* WHAT NEEDS TO BE DONE *
According to the commit text, what is this change groundwork for?

AAC common: implement ADTS-to-raw parser & framing packet converter

This is groundwork for adding a LOAS/LATM parser on top of it.
2025-01-17 15:42:10 +00:00 · 2014-12-15 21:42:29 +01:00 · 2014-12-15 21:42:29 +01:00 · 6603d22ea3
commit 6603d22ea3
parent fb3e6de77f
4 changed files with 414 additions and 4 deletions
--- a/src/common/aac.cpp
+++ b/src/common/aac.cpp
@ -13,11 +13,7 @@

 #include "common/common_pch.h"

-#include <stdio.h>
-#include <string.h>
-
 #include "common/aac.h"
-#include "common/bit_cursor.h"
 #include "common/codec.h"
 #include "common/strings/formatting.h"

@ -25,6 +21,286 @@ const int g_aac_sampling_freq[16] = {96000, 88200, 64000, 48000, 44100, 32000,
                                     24000, 22050, 16000, 12000, 11025,  8000,
                                      7350,     0,     0,     0}; // filling

+namespace aac {
+
+frame_c::frame_c() {
+  init();
+}
+
+void
+frame_c::init() {
+  m_id               = 0;
+  m_profile          = 0;
+  m_sample_rate      = 0;
+  m_bit_rate         = 0;
+  m_channels         = 0;
+  m_frame_size       = 0;
+  m_header_bit_size  = 0;
+  m_header_byte_size = 0;
+  m_data_byte_size   = 0;
+  m_stream_position  = 0;
+  m_garbage_size     = 0;
+  m_valid            = false;
+  m_timecode.reset();
+  m_data.reset();
+}
+
+bool
+frame_c::decode_adts_header(unsigned char const *buffer,
+                            size_t buffer_size) {
+  try {
+    init();
+
+    auto bc = bit_reader_c{buffer, static_cast<unsigned int>(buffer_size)};
+
+    if (bc.get_bits(12) != 0xfff)            // ADTS header
+      return false;
+
+    m_id = bc.get_bit();        // ID: 0 = MPEG-4, 1 = MPEG-2
+    if (bc.get_bits(2) != 0)      // layer == 0 !

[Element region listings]
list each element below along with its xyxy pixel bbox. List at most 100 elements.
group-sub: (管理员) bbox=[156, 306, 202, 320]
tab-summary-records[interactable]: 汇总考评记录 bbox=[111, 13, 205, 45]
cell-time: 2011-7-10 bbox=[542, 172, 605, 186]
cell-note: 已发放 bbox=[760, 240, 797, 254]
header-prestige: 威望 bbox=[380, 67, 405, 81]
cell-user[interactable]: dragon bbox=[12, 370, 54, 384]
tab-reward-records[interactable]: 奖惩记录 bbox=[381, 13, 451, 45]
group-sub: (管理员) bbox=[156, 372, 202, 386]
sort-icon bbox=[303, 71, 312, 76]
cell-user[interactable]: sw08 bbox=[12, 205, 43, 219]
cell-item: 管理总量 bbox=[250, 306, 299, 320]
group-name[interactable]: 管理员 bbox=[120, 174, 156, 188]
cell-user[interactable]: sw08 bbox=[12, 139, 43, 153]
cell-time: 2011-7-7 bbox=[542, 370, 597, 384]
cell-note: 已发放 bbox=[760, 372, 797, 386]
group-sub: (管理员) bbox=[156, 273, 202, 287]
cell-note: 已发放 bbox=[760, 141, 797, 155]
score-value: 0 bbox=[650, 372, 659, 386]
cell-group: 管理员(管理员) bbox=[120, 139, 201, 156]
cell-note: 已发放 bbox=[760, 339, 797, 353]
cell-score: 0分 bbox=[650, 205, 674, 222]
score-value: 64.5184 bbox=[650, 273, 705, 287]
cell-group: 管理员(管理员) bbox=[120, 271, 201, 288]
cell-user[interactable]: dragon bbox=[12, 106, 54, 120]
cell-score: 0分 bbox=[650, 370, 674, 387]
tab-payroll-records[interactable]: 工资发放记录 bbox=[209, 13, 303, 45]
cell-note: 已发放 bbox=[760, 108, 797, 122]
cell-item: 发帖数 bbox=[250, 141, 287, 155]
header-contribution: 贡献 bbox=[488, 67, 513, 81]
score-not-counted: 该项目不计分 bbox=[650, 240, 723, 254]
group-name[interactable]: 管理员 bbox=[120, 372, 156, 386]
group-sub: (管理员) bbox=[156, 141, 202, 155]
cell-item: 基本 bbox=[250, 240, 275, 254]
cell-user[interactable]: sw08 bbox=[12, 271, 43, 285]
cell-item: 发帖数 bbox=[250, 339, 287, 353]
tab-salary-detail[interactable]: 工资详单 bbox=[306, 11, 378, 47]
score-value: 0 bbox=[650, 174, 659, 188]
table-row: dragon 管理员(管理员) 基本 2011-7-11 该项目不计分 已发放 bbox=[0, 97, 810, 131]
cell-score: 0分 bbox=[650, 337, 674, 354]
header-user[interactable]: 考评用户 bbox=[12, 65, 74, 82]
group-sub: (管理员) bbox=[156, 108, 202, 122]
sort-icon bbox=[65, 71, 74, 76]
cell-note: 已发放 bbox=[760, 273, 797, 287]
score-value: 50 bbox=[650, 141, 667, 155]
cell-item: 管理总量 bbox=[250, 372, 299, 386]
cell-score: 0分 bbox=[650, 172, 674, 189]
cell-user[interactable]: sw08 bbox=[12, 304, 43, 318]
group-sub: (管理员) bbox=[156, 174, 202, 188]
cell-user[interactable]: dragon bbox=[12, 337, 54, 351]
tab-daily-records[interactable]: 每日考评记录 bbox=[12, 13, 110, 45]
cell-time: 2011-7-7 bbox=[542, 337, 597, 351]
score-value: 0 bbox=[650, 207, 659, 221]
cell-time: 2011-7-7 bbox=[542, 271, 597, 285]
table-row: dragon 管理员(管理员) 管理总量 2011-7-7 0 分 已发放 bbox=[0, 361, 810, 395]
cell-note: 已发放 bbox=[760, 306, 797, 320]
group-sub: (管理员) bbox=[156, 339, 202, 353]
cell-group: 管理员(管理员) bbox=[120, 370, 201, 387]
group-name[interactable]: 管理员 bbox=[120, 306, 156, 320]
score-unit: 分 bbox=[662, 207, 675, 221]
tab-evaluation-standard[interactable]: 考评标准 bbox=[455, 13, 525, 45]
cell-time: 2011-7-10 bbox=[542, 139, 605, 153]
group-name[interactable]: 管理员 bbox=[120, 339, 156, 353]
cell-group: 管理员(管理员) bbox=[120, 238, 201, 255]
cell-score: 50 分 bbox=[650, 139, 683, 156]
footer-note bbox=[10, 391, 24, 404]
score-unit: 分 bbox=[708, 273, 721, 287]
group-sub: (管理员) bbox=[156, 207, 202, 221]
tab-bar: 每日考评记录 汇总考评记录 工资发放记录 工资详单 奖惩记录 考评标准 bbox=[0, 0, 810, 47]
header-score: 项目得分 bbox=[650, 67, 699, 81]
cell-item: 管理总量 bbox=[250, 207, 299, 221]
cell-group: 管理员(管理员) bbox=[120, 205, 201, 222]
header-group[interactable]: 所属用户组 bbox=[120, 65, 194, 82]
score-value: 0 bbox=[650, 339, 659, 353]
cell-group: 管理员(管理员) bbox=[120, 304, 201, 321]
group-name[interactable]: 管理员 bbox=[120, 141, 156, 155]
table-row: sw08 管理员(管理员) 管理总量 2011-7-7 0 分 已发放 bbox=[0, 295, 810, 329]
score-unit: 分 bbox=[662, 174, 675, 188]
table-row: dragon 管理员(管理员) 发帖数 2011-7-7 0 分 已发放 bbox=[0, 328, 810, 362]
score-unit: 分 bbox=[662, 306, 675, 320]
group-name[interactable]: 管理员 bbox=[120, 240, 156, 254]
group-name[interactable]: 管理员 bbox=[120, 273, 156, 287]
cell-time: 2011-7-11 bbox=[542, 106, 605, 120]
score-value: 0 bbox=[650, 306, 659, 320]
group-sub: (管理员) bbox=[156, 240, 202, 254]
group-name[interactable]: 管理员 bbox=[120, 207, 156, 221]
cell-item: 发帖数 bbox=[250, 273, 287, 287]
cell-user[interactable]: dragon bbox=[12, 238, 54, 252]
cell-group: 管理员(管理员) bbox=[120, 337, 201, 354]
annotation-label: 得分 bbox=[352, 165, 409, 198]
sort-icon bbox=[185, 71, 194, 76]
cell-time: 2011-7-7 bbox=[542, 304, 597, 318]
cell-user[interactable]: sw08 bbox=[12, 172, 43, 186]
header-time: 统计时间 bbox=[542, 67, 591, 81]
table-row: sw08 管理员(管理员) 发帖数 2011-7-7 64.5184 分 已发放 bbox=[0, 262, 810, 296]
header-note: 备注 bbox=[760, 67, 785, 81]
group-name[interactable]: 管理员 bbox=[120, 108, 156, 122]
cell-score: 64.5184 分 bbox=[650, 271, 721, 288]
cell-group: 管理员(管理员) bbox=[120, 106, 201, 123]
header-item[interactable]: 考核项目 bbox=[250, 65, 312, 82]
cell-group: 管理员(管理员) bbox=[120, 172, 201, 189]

* SOLUTION FOR THIS TASK *
Adding a LOAS/LATM parser on top of it.